Task directions: Your task is to repeat the entries exactly. Leave the pictures out.

--- begin ---

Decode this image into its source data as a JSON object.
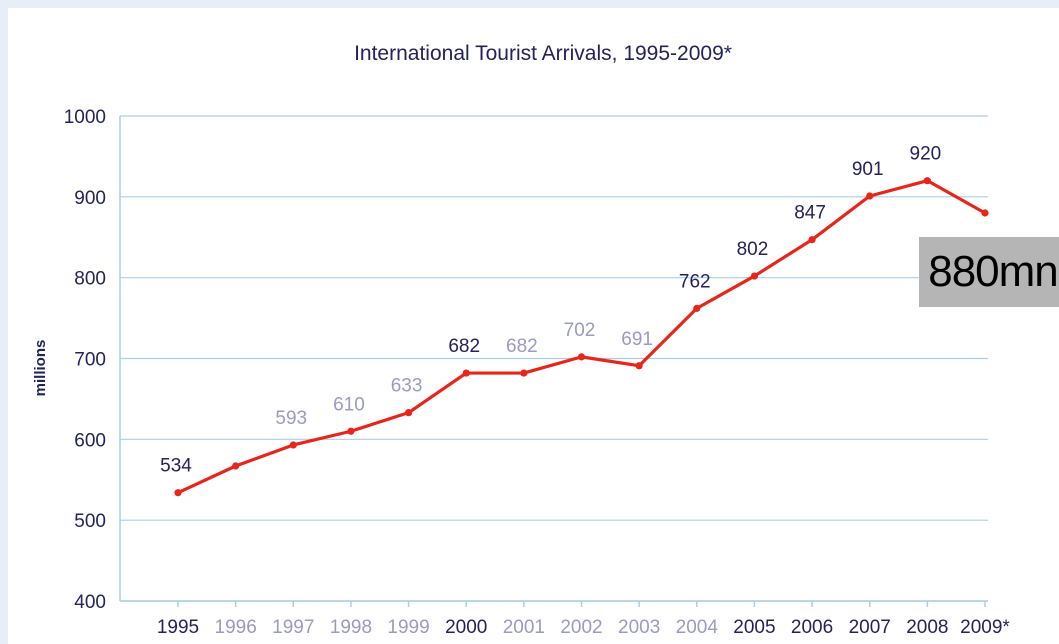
{
  "chart_data": {
    "type": "line",
    "title": "International Tourist Arrivals, 1995-2009*",
    "ylabel": "millions",
    "xlabel": "",
    "ylim": [
      400,
      1000
    ],
    "yticks": [
      400,
      500,
      600,
      700,
      800,
      900,
      1000
    ],
    "grid": true,
    "categories": [
      "1995",
      "1996",
      "1997",
      "1998",
      "1999",
      "2000",
      "2001",
      "2002",
      "2003",
      "2004",
      "2005",
      "2006",
      "2007",
      "2008",
      "2009*"
    ],
    "series": [
      {
        "values": [
          534,
          567,
          593,
          610,
          633,
          682,
          682,
          702,
          691,
          762,
          802,
          847,
          901,
          920,
          880
        ],
        "color": "#e8251a"
      }
    ],
    "data_labels": [
      "534",
      "",
      "593",
      "610",
      "633",
      "682",
      "682",
      "702",
      "691",
      "762",
      "802",
      "847",
      "901",
      "920",
      ""
    ],
    "emphasized_categories": [
      "1995",
      "2000",
      "2005",
      "2006",
      "2007",
      "2008",
      "2009*"
    ],
    "colors": {
      "strong": "#23235b",
      "muted": "#9a9ac4",
      "line": "#e8251a"
    },
    "annotation": "880mn"
  }
}
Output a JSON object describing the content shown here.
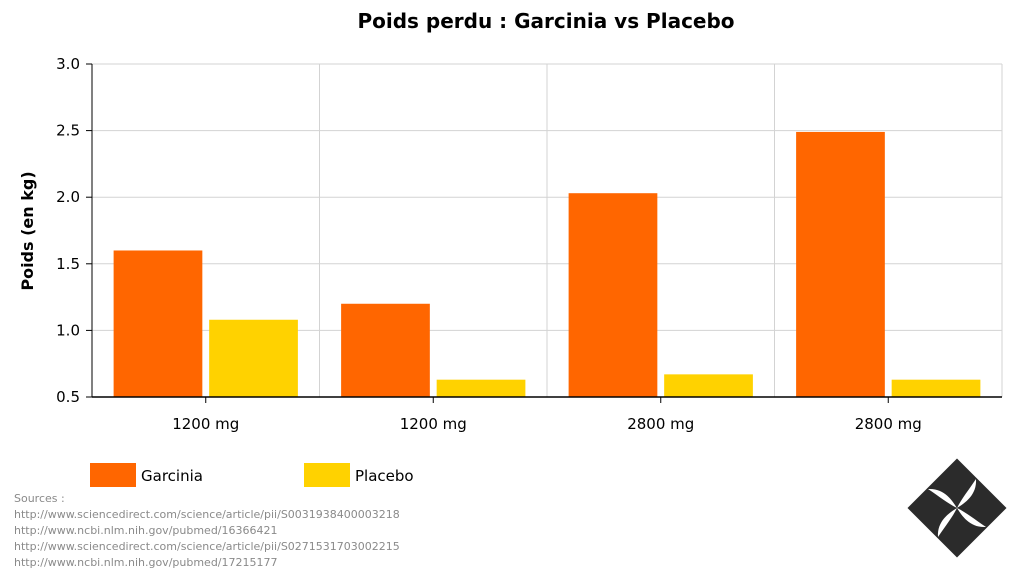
{
  "chart_data": {
    "type": "bar",
    "title": "Poids perdu : Garcinia vs Placebo",
    "ylabel": "Poids (en kg)",
    "xlabel": "",
    "categories": [
      "1200 mg",
      "1200 mg",
      "2800 mg",
      "2800 mg"
    ],
    "series": [
      {
        "name": "Garcinia",
        "color": "#ff6600",
        "values": [
          1.6,
          1.2,
          2.03,
          2.49
        ]
      },
      {
        "name": "Placebo",
        "color": "#ffd200",
        "values": [
          1.08,
          0.63,
          0.67,
          0.63
        ]
      }
    ],
    "ylim": [
      0.5,
      3.0
    ],
    "yticks": [
      "0.5",
      "1.0",
      "1.5",
      "2.0",
      "2.5",
      "3.0"
    ],
    "grid": true,
    "legend_position": "bottom-left"
  },
  "sources": {
    "heading": "Sources :",
    "links": [
      "http://www.sciencedirect.com/science/article/pii/S0031938400003218",
      "http://www.ncbi.nlm.nih.gov/pubmed/16366421",
      "http://www.sciencedirect.com/science/article/pii/S0271531703002215",
      "http://www.ncbi.nlm.nih.gov/pubmed/17215177"
    ]
  },
  "logo": {
    "icon": "pinwheel-diamond-logo",
    "color": "#2b2b2b"
  }
}
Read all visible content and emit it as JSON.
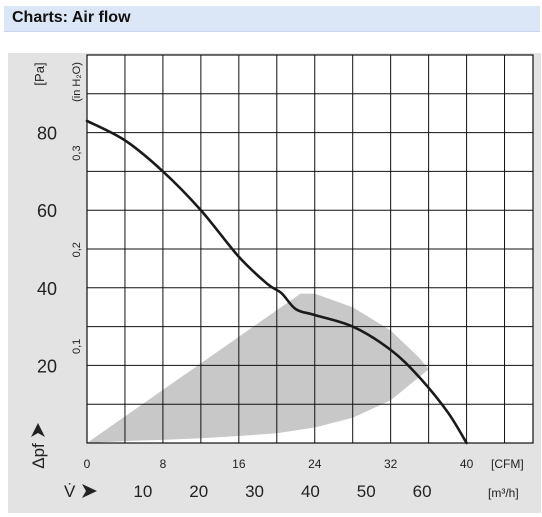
{
  "header": {
    "title": "Charts: Air flow"
  },
  "chart_data": {
    "type": "line",
    "title": "",
    "left_axis": {
      "unit": "[Pa]",
      "symbol": "Δpf",
      "ticks": [
        "80",
        "60",
        "40",
        "20"
      ],
      "tick_values": [
        80,
        60,
        40,
        20
      ],
      "range": [
        0,
        100
      ]
    },
    "inner_left_axis": {
      "unit": "(in H₂O)",
      "ticks": [
        "0,3",
        "0,2",
        "0,1"
      ],
      "tick_values": [
        0.3,
        0.2,
        0.1
      ]
    },
    "bottom_axis_cfm": {
      "unit": "[CFM]",
      "ticks": [
        "0",
        "8",
        "16",
        "24",
        "32",
        "40"
      ],
      "tick_values": [
        0,
        8,
        16,
        24,
        32,
        40
      ],
      "range": [
        0,
        47
      ]
    },
    "bottom_axis_m3h": {
      "unit": "[m³/h]",
      "symbol": "V̇",
      "ticks": [
        "10",
        "20",
        "30",
        "40",
        "50",
        "60"
      ],
      "tick_values": [
        10,
        20,
        30,
        40,
        50,
        60
      ]
    },
    "grid": true,
    "series": [
      {
        "x": [
          0,
          4,
          8,
          12,
          16,
          19,
          20.5,
          22,
          24,
          28,
          32,
          35,
          38,
          40
        ],
        "y": [
          83,
          78,
          70,
          60,
          48,
          41,
          38.6,
          34.5,
          33,
          30,
          24,
          17,
          8,
          0
        ]
      }
    ],
    "operating_region": {
      "x": [
        0,
        4,
        8,
        12,
        16,
        20,
        22.5,
        22,
        20,
        17,
        15,
        12,
        9,
        5,
        0,
        4,
        8,
        12,
        16,
        20,
        24,
        28,
        32,
        36,
        35,
        32,
        28,
        24,
        22.5
      ],
      "y": [
        0,
        1.5,
        3.5,
        6.5,
        11,
        18,
        27,
        28.5,
        29,
        25,
        22,
        18,
        14,
        7,
        0,
        0.5,
        0.8,
        1.2,
        1.8,
        2.5,
        4,
        6.5,
        11,
        19,
        22,
        29,
        35,
        38.5,
        38.5
      ]
    },
    "colors": {
      "curve": "#1a1a1a",
      "region": "#c8c8c8",
      "grid": "#111111",
      "frame": "#e3e3e3",
      "plot_bg": "#ffffff"
    }
  }
}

--- end ---

Written reply:
Decode this image into its source data as a JSON object.
{
  "chart_data": {
    "type": "line",
    "title": "International Tourist Arrivals, 1995-2009*",
    "ylabel": "millions",
    "xlabel": "",
    "ylim": [
      400,
      1000
    ],
    "yticks": [
      400,
      500,
      600,
      700,
      800,
      900,
      1000
    ],
    "grid": true,
    "categories": [
      "1995",
      "1996",
      "1997",
      "1998",
      "1999",
      "2000",
      "2001",
      "2002",
      "2003",
      "2004",
      "2005",
      "2006",
      "2007",
      "2008",
      "2009*"
    ],
    "series": [
      {
        "values": [
          534,
          567,
          593,
          610,
          633,
          682,
          682,
          702,
          691,
          762,
          802,
          847,
          901,
          920,
          880
        ],
        "color": "#e8251a"
      }
    ],
    "data_labels": [
      "534",
      "",
      "593",
      "610",
      "633",
      "682",
      "682",
      "702",
      "691",
      "762",
      "802",
      "847",
      "901",
      "920",
      ""
    ],
    "emphasized_categories": [
      "1995",
      "2000",
      "2005",
      "2006",
      "2007",
      "2008",
      "2009*"
    ],
    "colors": {
      "strong": "#23235b",
      "muted": "#9a9ac4",
      "line": "#e8251a"
    },
    "annotation": "880mn"
  }
}
Output a JSON object describing the content shown here.
{
  "chart_data": {
    "type": "bar",
    "title": "Poids perdu : Garcinia vs Placebo",
    "ylabel": "Poids (en kg)",
    "xlabel": "",
    "categories": [
      "1200 mg",
      "1200 mg",
      "2800 mg",
      "2800 mg"
    ],
    "series": [
      {
        "name": "Garcinia",
        "color": "#ff6600",
        "values": [
          1.6,
          1.2,
          2.03,
          2.49
        ]
      },
      {
        "name": "Placebo",
        "color": "#ffd200",
        "values": [
          1.08,
          0.63,
          0.67,
          0.63
        ]
      }
    ],
    "ylim": [
      0.5,
      3.0
    ],
    "yticks": [
      "0.5",
      "1.0",
      "1.5",
      "2.0",
      "2.5",
      "3.0"
    ],
    "grid": true,
    "legend_position": "bottom-left"
  },
  "sources": {
    "heading": "Sources :",
    "links": [
      "http://www.sciencedirect.com/science/article/pii/S0031938400003218",
      "http://www.ncbi.nlm.nih.gov/pubmed/16366421",
      "http://www.sciencedirect.com/science/article/pii/S0271531703002215",
      "http://www.ncbi.nlm.nih.gov/pubmed/17215177"
    ]
  },
  "logo": {
    "icon": "pinwheel-diamond-logo",
    "color": "#2b2b2b"
  }
}
Read all visible content and emit it as JSON.
{
  "header": {
    "title": "Charts: Air flow"
  },
  "chart_data": {
    "type": "line",
    "title": "",
    "left_axis": {
      "unit": "[Pa]",
      "symbol": "Δpf",
      "ticks": [
        "80",
        "60",
        "40",
        "20"
      ],
      "tick_values": [
        80,
        60,
        40,
        20
      ],
      "range": [
        0,
        100
      ]
    },
    "inner_left_axis": {
      "unit": "(in H₂O)",
      "ticks": [
        "0,3",
        "0,2",
        "0,1"
      ],
      "tick_values": [
        0.3,
        0.2,
        0.1
      ]
    },
    "bottom_axis_cfm": {
      "unit": "[CFM]",
      "ticks": [
        "0",
        "8",
        "16",
        "24",
        "32",
        "40"
      ],
      "tick_values": [
        0,
        8,
        16,
        24,
        32,
        40
      ],
      "range": [
        0,
        47
      ]
    },
    "bottom_axis_m3h": {
      "unit": "[m³/h]",
      "symbol": "V̇",
      "ticks": [
        "10",
        "20",
        "30",
        "40",
        "50",
        "60"
      ],
      "tick_values": [
        10,
        20,
        30,
        40,
        50,
        60
      ]
    },
    "grid": true,
    "series": [
      {
        "x": [
          0,
          4,
          8,
          12,
          16,
          19,
          20.5,
          22,
          24,
          28,
          32,
          35,
          38,
          40
        ],
        "y": [
          83,
          78,
          70,
          60,
          48,
          41,
          38.6,
          34.5,
          33,
          30,
          24,
          17,
          8,
          0
        ]
      }
    ],
    "operating_region": {
      "x": [
        0,
        4,
        8,
        12,
        16,
        20,
        22.5,
        22,
        20,
        17,
        15,
        12,
        9,
        5,
        0,
        4,
        8,
        12,
        16,
        20,
        24,
        28,
        32,
        36,
        35,
        32,
        28,
        24,
        22.5
      ],
      "y": [
        0,
        1.5,
        3.5,
        6.5,
        11,
        18,
        27,
        28.5,
        29,
        25,
        22,
        18,
        14,
        7,
        0,
        0.5,
        0.8,
        1.2,
        1.8,
        2.5,
        4,
        6.5,
        11,
        19,
        22,
        29,
        35,
        38.5,
        38.5
      ]
    },
    "colors": {
      "curve": "#1a1a1a",
      "region": "#c8c8c8",
      "grid": "#111111",
      "frame": "#e3e3e3",
      "plot_bg": "#ffffff"
    }
  }
}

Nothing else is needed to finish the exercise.